** Start of RECORDS SHOWN **

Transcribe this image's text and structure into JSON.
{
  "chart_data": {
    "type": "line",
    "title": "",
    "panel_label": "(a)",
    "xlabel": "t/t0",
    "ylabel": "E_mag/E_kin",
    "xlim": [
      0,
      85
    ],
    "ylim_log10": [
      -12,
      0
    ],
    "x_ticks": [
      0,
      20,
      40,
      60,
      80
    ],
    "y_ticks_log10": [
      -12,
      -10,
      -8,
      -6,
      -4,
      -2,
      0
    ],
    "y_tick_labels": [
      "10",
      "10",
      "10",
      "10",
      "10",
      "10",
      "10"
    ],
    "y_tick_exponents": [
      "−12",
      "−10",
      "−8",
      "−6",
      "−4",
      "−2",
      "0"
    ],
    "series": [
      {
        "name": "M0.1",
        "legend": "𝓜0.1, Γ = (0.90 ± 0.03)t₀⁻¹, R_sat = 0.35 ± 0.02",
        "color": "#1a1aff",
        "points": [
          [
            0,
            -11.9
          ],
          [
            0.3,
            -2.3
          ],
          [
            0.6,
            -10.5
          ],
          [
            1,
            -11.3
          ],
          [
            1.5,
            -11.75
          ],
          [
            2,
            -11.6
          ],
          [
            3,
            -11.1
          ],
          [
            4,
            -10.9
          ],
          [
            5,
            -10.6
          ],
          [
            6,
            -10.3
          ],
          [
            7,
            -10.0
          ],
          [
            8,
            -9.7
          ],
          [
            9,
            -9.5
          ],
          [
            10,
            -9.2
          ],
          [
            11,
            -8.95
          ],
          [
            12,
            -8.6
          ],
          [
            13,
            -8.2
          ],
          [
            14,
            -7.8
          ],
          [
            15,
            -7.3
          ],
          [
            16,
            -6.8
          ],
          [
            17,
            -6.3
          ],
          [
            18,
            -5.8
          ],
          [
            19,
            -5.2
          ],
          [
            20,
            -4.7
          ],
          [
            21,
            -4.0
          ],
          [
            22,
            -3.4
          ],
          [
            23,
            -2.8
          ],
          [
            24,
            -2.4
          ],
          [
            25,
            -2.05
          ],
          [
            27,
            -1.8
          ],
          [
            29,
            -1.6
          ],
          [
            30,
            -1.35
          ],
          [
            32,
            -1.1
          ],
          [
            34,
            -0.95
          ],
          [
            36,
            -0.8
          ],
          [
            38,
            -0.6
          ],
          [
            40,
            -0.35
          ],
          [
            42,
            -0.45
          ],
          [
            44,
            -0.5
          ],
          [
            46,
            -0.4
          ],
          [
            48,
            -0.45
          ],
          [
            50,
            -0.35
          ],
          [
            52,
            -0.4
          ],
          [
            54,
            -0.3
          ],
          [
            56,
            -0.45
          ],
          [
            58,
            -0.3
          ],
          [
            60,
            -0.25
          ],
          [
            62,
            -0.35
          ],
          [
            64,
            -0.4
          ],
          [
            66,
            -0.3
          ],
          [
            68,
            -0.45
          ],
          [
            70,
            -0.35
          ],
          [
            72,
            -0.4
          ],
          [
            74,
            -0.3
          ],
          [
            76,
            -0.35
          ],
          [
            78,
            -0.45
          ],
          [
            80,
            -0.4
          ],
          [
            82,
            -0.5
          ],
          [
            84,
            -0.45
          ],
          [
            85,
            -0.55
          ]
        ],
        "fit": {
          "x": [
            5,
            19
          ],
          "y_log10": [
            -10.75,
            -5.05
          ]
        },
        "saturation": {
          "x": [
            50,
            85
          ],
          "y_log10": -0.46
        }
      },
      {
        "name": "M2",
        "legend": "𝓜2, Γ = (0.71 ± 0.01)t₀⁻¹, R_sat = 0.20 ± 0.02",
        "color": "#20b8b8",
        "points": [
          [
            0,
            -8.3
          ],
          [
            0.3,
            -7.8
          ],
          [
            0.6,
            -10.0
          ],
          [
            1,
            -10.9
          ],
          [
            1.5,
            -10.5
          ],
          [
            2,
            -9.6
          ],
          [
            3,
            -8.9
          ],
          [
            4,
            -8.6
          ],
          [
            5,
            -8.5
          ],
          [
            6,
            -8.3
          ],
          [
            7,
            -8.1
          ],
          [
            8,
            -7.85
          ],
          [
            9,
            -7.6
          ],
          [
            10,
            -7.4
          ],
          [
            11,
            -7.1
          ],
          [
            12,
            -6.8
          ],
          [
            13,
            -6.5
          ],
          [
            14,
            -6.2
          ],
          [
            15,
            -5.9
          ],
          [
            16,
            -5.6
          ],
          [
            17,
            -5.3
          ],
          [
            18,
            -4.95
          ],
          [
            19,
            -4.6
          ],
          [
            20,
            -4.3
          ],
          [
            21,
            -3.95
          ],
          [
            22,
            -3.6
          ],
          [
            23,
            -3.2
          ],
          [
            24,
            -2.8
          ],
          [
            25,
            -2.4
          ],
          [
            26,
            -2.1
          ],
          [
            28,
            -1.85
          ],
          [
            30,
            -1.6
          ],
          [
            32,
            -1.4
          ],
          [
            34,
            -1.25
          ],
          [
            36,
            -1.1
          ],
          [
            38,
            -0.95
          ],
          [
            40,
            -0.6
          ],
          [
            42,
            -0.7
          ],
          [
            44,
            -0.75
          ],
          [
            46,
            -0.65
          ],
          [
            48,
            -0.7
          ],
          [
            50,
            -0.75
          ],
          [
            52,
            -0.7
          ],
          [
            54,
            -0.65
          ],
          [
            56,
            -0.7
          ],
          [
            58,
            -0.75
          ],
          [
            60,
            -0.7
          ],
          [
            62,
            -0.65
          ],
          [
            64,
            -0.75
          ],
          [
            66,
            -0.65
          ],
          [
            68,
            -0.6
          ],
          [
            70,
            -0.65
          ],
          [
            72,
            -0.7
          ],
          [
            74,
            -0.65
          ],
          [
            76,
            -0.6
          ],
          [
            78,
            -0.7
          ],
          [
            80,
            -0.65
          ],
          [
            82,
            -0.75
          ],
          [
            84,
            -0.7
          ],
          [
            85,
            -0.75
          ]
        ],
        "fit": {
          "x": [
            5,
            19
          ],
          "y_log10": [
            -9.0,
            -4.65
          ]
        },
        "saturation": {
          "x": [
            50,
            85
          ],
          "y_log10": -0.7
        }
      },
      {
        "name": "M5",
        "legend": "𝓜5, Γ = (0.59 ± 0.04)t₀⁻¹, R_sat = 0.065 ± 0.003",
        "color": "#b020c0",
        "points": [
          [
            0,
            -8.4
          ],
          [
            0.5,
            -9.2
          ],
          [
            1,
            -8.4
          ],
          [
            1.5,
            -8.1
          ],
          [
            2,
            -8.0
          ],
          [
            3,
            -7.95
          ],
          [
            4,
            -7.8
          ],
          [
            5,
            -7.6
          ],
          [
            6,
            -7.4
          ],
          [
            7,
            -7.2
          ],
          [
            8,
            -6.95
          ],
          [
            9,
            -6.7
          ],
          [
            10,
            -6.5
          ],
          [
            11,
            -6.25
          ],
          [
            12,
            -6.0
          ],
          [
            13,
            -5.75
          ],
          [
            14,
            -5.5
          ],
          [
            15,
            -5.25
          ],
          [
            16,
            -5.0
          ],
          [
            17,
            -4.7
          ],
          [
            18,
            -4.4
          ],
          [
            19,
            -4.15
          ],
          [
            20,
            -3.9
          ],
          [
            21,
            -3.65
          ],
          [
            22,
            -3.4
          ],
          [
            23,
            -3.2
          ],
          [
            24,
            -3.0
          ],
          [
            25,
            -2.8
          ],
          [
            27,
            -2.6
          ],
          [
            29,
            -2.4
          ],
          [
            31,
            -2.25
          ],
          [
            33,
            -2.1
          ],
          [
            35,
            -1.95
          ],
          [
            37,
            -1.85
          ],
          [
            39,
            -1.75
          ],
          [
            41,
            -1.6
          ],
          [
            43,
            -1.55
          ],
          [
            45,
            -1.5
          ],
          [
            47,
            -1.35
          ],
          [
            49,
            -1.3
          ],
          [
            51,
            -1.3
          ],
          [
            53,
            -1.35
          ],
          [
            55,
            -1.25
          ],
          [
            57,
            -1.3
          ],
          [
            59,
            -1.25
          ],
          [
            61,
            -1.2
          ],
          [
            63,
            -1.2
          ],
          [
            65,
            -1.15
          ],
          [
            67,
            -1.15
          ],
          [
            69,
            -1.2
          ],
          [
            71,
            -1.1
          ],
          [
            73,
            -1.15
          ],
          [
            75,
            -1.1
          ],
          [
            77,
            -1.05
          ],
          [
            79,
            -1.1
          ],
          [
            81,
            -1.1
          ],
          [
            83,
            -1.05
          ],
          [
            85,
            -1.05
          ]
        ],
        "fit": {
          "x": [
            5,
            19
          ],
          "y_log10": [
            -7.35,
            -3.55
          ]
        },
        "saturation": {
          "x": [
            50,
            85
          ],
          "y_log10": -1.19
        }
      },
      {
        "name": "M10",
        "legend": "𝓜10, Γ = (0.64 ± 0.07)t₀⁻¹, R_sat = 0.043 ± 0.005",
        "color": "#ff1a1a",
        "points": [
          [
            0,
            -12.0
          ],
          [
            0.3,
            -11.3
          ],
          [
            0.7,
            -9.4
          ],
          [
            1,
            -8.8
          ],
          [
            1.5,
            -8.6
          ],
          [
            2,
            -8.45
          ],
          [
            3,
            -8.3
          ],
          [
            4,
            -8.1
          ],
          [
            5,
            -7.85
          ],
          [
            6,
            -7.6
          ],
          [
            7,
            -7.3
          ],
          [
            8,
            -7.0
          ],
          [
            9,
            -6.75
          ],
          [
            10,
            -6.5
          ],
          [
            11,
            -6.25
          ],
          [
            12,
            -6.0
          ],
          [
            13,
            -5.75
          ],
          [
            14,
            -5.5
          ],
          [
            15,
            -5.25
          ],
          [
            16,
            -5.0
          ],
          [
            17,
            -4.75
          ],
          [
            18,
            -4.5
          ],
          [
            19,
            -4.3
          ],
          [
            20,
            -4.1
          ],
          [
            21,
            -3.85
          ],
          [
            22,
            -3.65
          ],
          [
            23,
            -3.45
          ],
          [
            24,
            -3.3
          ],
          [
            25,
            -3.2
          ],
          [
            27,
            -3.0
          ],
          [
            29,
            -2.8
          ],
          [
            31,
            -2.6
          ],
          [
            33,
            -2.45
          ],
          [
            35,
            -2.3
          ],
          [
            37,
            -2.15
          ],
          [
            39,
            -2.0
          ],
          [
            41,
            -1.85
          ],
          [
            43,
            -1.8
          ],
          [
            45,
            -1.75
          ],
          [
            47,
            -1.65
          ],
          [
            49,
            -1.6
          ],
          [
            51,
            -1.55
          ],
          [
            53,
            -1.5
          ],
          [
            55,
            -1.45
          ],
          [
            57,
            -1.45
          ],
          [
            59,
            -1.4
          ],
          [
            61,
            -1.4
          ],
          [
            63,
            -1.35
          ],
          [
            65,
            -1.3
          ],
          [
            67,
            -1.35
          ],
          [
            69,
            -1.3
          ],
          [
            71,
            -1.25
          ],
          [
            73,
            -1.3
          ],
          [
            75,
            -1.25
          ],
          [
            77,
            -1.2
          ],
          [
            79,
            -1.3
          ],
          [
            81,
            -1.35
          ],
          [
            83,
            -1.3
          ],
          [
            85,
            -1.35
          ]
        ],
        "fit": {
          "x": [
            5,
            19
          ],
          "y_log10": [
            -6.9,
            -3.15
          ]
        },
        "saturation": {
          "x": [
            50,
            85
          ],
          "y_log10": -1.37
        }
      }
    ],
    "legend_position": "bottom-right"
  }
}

** End of RECORDS SHOWN **

**YOUR TASK**. Lines that hold "color" are the ones to copy; find all of them.

**SOLUTION TO THIS PROBLEM**.
        "color": "#1a1aff",
        "color": "#20b8b8",
        "color": "#b020c0",
        "color": "#ff1a1a",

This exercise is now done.